• _The task_
Take the entries below and reproduce them word for word.

• _Material provided_
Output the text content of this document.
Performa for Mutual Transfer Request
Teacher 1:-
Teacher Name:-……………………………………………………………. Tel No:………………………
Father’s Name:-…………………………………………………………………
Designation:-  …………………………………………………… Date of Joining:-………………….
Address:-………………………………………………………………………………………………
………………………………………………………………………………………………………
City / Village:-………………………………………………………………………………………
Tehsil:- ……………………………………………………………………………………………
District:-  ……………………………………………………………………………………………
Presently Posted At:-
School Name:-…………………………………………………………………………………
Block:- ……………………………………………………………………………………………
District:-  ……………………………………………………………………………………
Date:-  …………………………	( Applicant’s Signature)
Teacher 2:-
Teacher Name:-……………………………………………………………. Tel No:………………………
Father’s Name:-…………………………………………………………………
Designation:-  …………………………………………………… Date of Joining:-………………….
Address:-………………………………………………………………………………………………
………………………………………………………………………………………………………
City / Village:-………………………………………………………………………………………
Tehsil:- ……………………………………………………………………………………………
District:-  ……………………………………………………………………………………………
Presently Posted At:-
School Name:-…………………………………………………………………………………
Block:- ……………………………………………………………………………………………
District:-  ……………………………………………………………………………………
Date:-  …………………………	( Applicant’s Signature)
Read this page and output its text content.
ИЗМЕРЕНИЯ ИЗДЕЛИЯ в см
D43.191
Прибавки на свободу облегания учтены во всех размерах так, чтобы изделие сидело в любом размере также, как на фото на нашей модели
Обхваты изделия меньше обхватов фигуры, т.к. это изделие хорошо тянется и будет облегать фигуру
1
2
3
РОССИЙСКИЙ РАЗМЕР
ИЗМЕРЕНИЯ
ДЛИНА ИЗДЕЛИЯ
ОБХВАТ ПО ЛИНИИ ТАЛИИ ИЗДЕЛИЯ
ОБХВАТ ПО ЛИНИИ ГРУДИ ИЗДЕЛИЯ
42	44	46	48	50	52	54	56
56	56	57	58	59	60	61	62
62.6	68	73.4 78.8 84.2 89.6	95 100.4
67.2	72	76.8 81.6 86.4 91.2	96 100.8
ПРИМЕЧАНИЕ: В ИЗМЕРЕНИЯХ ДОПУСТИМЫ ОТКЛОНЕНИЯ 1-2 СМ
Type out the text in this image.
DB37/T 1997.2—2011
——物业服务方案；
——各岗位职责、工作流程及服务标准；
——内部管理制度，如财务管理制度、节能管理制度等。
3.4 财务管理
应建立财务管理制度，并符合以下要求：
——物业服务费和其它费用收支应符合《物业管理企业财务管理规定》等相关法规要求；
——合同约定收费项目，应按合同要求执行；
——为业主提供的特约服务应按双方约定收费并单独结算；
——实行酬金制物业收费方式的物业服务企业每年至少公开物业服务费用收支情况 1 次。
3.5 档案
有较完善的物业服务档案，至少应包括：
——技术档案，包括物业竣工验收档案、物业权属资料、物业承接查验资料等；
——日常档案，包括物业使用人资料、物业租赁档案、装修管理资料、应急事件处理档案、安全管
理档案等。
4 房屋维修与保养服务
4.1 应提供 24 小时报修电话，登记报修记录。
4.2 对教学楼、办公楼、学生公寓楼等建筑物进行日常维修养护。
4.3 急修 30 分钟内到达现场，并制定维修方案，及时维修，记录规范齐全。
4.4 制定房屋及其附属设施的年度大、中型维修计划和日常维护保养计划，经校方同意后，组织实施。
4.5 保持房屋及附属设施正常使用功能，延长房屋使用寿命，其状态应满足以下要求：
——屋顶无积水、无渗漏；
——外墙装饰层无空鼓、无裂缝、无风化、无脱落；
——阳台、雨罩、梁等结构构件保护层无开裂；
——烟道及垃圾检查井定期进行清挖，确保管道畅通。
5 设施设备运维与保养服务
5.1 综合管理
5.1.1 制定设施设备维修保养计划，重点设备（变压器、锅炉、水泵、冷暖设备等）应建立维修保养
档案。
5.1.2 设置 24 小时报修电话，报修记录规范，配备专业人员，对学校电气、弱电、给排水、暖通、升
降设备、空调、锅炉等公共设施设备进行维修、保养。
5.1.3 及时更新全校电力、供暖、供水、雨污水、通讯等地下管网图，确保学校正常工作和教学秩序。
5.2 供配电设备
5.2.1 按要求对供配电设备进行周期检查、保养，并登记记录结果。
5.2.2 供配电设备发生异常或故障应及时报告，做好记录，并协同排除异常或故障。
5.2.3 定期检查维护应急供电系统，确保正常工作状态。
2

• _Task answer_
Output the text content of this document.
Performa for Mutual Transfer Request
Teacher 1:-
Teacher Name:-……………………………………………………………. Tel No:………………………
Father’s Name:-…………………………………………………………………
Designation:-  …………………………………………………… Date of Joining:-………………….
Address:-………………………………………………………………………………………………
………………………………………………………………………………………………………
City / Village:-………………………………………………………………………………………
Tehsil:- ……………………………………………………………………………………………
District:-  ……………………………………………………………………………………………
Presently Posted At:-
School Name:-…………………………………………………………………………………
Block:- ……………………………………………………………………………………………
District:-  ……………………………………………………………………………………
Date:-  …………………………	( Applicant’s Signature)
Teacher 2:-
Teacher Name:-……………………………………………………………. Tel No:………………………
Father’s Name:-…………………………………………………………………
Designation:-  …………………………………………………… Date of Joining:-………………….
Address:-………………………………………………………………………………………………
………………………………………………………………………………………………………
City / Village:-………………………………………………………………………………………
Tehsil:- ……………………………………………………………………………………………
District:-  ……………………………………………………………………………………………
Presently Posted At:-
School Name:-…………………………………………………………………………………
Block:- ……………………………………………………………………………………………
District:-  ……………………………………………………………………………………
Date:-  …………………………	( Applicant’s Signature)
Read this page and output its text content.
ИЗМЕРЕНИЯ ИЗДЕЛИЯ в см
D43.191
Прибавки на свободу облегания учтены во всех размерах так, чтобы изделие сидело в любом размере также, как на фото на нашей модели
Обхваты изделия меньше обхватов фигуры, т.к. это изделие хорошо тянется и будет облегать фигуру
1
2
3
РОССИЙСКИЙ РАЗМЕР
ИЗМЕРЕНИЯ
ДЛИНА ИЗДЕЛИЯ
ОБХВАТ ПО ЛИНИИ ТАЛИИ ИЗДЕЛИЯ
ОБХВАТ ПО ЛИНИИ ГРУДИ ИЗДЕЛИЯ
42	44	46	48	50	52	54	56
56	56	57	58	59	60	61	62
62.6	68	73.4 78.8 84.2 89.6	95 100.4
67.2	72	76.8 81.6 86.4 91.2	96 100.8
ПРИМЕЧАНИЕ: В ИЗМЕРЕНИЯХ ДОПУСТИМЫ ОТКЛОНЕНИЯ 1-2 СМ
Type out the text in this image.
DB37/T 1997.2—2011
——物业服务方案；
——各岗位职责、工作流程及服务标准；
——内部管理制度，如财务管理制度、节能管理制度等。
3.4 财务管理
应建立财务管理制度，并符合以下要求：
——物业服务费和其它费用收支应符合《物业管理企业财务管理规定》等相关法规要求；
——合同约定收费项目，应按合同要求执行；
——为业主提供的特约服务应按双方约定收费并单独结算；
——实行酬金制物业收费方式的物业服务企业每年至少公开物业服务费用收支情况 1 次。
3.5 档案
有较完善的物业服务档案，至少应包括：
——技术档案，包括物业竣工验收档案、物业权属资料、物业承接查验资料等；
——日常档案，包括物业使用人资料、物业租赁档案、装修管理资料、应急事件处理档案、安全管
理档案等。
4 房屋维修与保养服务
4.1 应提供 24 小时报修电话，登记报修记录。
4.2 对教学楼、办公楼、学生公寓楼等建筑物进行日常维修养护。
4.3 急修 30 分钟内到达现场，并制定维修方案，及时维修，记录规范齐全。
4.4 制定房屋及其附属设施的年度大、中型维修计划和日常维护保养计划，经校方同意后，组织实施。
4.5 保持房屋及附属设施正常使用功能，延长房屋使用寿命，其状态应满足以下要求：
——屋顶无积水、无渗漏；
——外墙装饰层无空鼓、无裂缝、无风化、无脱落；
——阳台、雨罩、梁等结构构件保护层无开裂；
——烟道及垃圾检查井定期进行清挖，确保管道畅通。
5 设施设备运维与保养服务
5.1 综合管理
5.1.1 制定设施设备维修保养计划，重点设备（变压器、锅炉、水泵、冷暖设备等）应建立维修保养
档案。
5.1.2 设置 24 小时报修电话，报修记录规范，配备专业人员，对学校电气、弱电、给排水、暖通、升
降设备、空调、锅炉等公共设施设备进行维修、保养。
5.1.3 及时更新全校电力、供暖、供水、雨污水、通讯等地下管网图，确保学校正常工作和教学秩序。
5.2 供配电设备
5.2.1 按要求对供配电设备进行周期检查、保养，并登记记录结果。
5.2.2 供配电设备发生异常或故障应及时报告，做好记录，并协同排除异常或故障。
5.2.3 定期检查维护应急供电系统，确保正常工作状态。
2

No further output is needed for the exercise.